- **What the exercise asks**: Every record should be copied exactly, except that pictures are to be omitted.

- **Supplied data**:
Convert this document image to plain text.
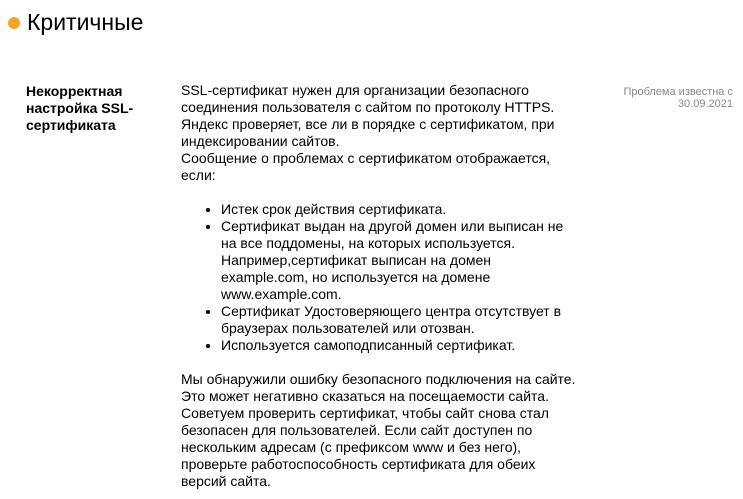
Критичные
Некорректная настройка SSL-сертификата
Проблема известна с 30.09.2021

SSL-сертификат нужен для организации безопасного соединения пользователя с сайтом по протоколу HTTPS. Яндекс проверяет, все ли в порядке с сертификатом, при индексировании сайтов.

Сообщение о проблемах с сертификатом отображается, если:

• Истек срок действия сертификата.
• Сертификат выдан на другой домен или выписан не на все поддомены, на которых используется. Например,сертификат выписан на домен example.com, но используется на домене www.example.com.
• Сертификат Удостоверяющего центра отсутствует в браузерах пользователей или отозван.
• Используется самоподписанный сертификат.

Мы обнаружили ошибку безопасного подключения на сайте. Это может негативно сказаться на посещаемости сайта. Советуем проверить сертификат, чтобы сайт снова стал безопасен для пользователей. Если сайт доступен по нескольким адресам (с префиксом www и без него), проверьте работоспособность сертификата для обеих версий сайта.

- **Result below**:
Convert this document image to plain text.
Критичные
Некорректная настройка SSL-сертификата
Проблема известна с 30.09.2021

SSL-сертификат нужен для организации безопасного соединения пользователя с сайтом по протоколу HTTPS. Яндекс проверяет, все ли в порядке с сертификатом, при индексировании сайтов.

Сообщение о проблемах с сертификатом отображается, если:

• Истек срок действия сертификата.
• Сертификат выдан на другой домен или выписан не на все поддомены, на которых используется. Например,сертификат выписан на домен example.com, но используется на домене www.example.com.
• Сертификат Удостоверяющего центра отсутствует в браузерах пользователей или отозван.
• Используется самоподписанный сертификат.

Мы обнаружили ошибку безопасного подключения на сайте. Это может негативно сказаться на посещаемости сайта. Советуем проверить сертификат, чтобы сайт снова стал безопасен для пользователей. Если сайт доступен по нескольким адресам (с префиксом www и без него), проверьте работоспособность сертификата для обеих версий сайта.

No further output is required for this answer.